Trecho selecionado ::

**********

Algumas das rádios que não teriam veiculado a propaganda apresentaram provas de que teriam feito as inserções. O próprio partido de Bolsonaro, o PL, teria deixado de enviar as publicidades eleitorais, em alguns casos, alegaram os veículos. Pressionado, o ministro das Comunicações, Fábio Faria, recuou na intensidade da denúncia que fizera (em entrevista nacional para TVs) e disse que apenas quisera alertar as autoridades para possíveis falhas. O Tribunal Superior Eleitoral (TSE) descartou a denúncia como inconsistente. Integrantes da campanha bolsonarista chegaram a cogitar pedir o adiamento das eleições, mas recuaram ante três fatores: a indecisão de Farias (que apresentara a denúncia sobre falhas na inserção da propaganda), a falta de apoio entre a cúpula militar para uma saída não eleitoral e a movimentação intensa de políticos (inclusive governistas) pressionando pela manutenção do pleito.
Outro embaraço aconteceu em São Paulo um dia antes da eleição e envolveu uma ardorosa defensora de Bolsonaro, a deputada federal Carla Zambelli (PL-SP). Hostilizada por um apoiador de Lula, ela sacou de uma pistola e perseguiu o homem por mais de 100 metros, com a arma na mão.

**********

Tarefa proposta :: Transcreva do trecho sobre a campanha eleitoral a parte que começa nas palavras “Outro embaraço aconteceu” e termina após “arma na mão.”. Use somente o trecho como fonte.

**********

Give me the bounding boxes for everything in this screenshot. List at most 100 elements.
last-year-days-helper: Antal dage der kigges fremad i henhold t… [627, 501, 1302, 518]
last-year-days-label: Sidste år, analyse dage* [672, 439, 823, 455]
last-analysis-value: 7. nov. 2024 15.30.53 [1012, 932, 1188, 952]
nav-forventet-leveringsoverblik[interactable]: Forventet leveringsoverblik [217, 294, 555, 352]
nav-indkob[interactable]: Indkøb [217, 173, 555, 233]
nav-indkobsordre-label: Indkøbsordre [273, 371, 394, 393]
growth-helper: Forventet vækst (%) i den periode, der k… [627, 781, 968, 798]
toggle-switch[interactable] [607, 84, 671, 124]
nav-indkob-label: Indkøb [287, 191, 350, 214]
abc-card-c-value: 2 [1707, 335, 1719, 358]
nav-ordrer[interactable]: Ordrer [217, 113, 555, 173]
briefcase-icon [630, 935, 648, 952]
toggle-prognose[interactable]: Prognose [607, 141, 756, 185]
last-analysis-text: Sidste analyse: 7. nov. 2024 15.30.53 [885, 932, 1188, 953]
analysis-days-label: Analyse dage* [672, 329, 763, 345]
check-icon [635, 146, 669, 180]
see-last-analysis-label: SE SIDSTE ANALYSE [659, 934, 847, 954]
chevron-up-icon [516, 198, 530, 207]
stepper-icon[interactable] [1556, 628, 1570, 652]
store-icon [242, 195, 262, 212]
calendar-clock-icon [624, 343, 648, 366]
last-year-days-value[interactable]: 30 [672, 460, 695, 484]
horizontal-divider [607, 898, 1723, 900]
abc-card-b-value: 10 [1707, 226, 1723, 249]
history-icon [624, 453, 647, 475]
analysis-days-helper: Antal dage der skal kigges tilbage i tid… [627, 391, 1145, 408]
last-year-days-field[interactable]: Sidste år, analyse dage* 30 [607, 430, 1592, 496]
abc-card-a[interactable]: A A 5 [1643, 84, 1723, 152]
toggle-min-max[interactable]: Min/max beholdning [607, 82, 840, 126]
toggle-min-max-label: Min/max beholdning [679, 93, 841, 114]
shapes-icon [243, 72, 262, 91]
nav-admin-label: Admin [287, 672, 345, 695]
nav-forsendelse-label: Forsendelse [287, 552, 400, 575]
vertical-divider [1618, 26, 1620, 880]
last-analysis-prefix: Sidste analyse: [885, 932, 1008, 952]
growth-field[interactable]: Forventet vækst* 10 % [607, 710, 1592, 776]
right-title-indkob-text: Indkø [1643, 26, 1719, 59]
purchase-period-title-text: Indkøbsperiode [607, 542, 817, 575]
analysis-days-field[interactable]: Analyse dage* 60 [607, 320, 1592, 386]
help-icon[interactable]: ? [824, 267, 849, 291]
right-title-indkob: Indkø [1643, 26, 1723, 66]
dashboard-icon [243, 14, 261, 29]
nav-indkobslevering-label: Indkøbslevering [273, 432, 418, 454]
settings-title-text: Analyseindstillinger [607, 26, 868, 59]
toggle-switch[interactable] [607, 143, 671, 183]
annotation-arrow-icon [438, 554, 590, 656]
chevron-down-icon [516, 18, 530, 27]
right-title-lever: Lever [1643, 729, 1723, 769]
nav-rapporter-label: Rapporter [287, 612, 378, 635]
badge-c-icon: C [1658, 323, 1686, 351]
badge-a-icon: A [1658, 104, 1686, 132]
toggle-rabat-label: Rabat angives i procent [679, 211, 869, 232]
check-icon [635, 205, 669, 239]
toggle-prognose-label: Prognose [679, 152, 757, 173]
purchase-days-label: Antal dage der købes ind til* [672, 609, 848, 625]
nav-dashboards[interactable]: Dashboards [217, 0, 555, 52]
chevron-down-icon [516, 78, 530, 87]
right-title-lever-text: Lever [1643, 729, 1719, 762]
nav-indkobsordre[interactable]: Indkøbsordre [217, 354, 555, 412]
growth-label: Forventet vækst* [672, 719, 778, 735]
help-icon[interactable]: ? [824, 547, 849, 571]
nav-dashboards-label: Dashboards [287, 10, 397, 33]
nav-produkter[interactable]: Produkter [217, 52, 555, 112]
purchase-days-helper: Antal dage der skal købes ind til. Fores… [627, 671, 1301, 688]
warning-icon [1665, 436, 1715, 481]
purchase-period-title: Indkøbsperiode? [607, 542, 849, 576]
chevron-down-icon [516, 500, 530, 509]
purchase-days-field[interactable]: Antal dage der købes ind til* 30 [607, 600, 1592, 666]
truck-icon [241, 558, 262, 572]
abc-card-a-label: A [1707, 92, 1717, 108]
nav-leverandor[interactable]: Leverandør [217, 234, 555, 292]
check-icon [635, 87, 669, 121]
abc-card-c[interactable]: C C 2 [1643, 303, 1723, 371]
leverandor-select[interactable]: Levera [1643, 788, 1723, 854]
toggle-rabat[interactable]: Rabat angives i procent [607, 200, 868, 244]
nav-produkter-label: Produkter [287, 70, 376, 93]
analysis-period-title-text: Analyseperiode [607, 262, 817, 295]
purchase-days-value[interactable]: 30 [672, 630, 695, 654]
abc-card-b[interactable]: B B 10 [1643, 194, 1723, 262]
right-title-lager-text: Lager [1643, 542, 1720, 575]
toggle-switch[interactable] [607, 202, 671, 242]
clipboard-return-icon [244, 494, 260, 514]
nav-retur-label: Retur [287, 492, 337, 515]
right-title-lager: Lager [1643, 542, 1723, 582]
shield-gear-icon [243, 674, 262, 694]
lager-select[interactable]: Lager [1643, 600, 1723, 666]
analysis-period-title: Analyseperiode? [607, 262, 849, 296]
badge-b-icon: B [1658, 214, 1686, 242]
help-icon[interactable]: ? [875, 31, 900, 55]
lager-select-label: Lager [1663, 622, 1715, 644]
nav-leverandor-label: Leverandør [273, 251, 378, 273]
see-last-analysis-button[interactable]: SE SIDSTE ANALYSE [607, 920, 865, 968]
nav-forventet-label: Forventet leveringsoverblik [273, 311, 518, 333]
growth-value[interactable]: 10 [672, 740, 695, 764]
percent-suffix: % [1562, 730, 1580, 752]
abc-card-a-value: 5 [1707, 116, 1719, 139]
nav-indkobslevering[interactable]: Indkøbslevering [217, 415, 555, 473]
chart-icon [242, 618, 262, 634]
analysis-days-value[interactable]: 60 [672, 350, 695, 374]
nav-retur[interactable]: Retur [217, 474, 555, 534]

**********

Resolução do exercício ::
Outro embaraço aconteceu em São Paulo um dia antes da eleição e envolveu uma ardorosa defensora de Bolsonaro, a deputada federal Carla Zambelli (PL-SP). Hostilizada por um apoiador de Lula, ela sacou de uma pistola e perseguiu o homem por mais de 100 metros, com a arma na mão.